Input for this task ::
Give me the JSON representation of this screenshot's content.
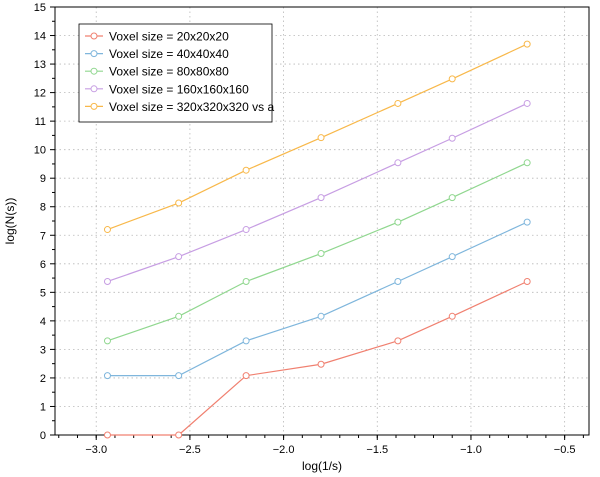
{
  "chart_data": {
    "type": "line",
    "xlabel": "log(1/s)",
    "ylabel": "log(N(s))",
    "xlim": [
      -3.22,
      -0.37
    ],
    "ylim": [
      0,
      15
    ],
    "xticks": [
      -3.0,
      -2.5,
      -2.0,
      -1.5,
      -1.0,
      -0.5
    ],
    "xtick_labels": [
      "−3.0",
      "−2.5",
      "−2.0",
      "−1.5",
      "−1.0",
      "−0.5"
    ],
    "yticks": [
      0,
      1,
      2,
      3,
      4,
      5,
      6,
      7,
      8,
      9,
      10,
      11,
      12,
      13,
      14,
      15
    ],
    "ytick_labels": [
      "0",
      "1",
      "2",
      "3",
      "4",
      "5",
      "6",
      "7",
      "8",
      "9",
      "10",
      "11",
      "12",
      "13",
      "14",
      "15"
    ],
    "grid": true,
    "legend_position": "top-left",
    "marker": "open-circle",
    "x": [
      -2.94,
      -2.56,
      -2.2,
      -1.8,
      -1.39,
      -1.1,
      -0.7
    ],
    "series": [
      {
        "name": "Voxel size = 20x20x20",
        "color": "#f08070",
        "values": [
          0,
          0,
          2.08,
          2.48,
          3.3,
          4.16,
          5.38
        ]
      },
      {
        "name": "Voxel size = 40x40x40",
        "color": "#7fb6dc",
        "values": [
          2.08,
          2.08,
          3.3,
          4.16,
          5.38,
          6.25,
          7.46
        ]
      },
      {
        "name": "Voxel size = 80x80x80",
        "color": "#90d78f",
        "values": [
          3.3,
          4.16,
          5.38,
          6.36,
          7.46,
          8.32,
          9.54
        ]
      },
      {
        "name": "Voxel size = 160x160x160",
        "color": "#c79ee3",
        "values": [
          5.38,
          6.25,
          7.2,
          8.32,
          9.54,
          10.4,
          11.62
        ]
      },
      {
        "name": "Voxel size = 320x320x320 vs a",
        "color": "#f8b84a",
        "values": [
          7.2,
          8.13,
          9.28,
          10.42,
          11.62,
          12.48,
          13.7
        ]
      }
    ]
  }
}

Task brief ::
Please repeat the entries exactly. Do not include the pictures.

Task output ::
Give me the JSON representation of this screenshot's content.
{
  "chart_data": {
    "type": "line",
    "xlabel": "log(1/s)",
    "ylabel": "log(N(s))",
    "xlim": [
      -3.22,
      -0.37
    ],
    "ylim": [
      0,
      15
    ],
    "xticks": [
      -3.0,
      -2.5,
      -2.0,
      -1.5,
      -1.0,
      -0.5
    ],
    "xtick_labels": [
      "−3.0",
      "−2.5",
      "−2.0",
      "−1.5",
      "−1.0",
      "−0.5"
    ],
    "yticks": [
      0,
      1,
      2,
      3,
      4,
      5,
      6,
      7,
      8,
      9,
      10,
      11,
      12,
      13,
      14,
      15
    ],
    "ytick_labels": [
      "0",
      "1",
      "2",
      "3",
      "4",
      "5",
      "6",
      "7",
      "8",
      "9",
      "10",
      "11",
      "12",
      "13",
      "14",
      "15"
    ],
    "grid": true,
    "legend_position": "top-left",
    "marker": "open-circle",
    "x": [
      -2.94,
      -2.56,
      -2.2,
      -1.8,
      -1.39,
      -1.1,
      -0.7
    ],
    "series": [
      {
        "name": "Voxel size = 20x20x20",
        "color": "#f08070",
        "values": [
          0,
          0,
          2.08,
          2.48,
          3.3,
          4.16,
          5.38
        ]
      },
      {
        "name": "Voxel size = 40x40x40",
        "color": "#7fb6dc",
        "values": [
          2.08,
          2.08,
          3.3,
          4.16,
          5.38,
          6.25,
          7.46
        ]
      },
      {
        "name": "Voxel size = 80x80x80",
        "color": "#90d78f",
        "values": [
          3.3,
          4.16,
          5.38,
          6.36,
          7.46,
          8.32,
          9.54
        ]
      },
      {
        "name": "Voxel size = 160x160x160",
        "color": "#c79ee3",
        "values": [
          5.38,
          6.25,
          7.2,
          8.32,
          9.54,
          10.4,
          11.62
        ]
      },
      {
        "name": "Voxel size = 320x320x320 vs a",
        "color": "#f8b84a",
        "values": [
          7.2,
          8.13,
          9.28,
          10.42,
          11.62,
          12.48,
          13.7
        ]
      }
    ]
  }
}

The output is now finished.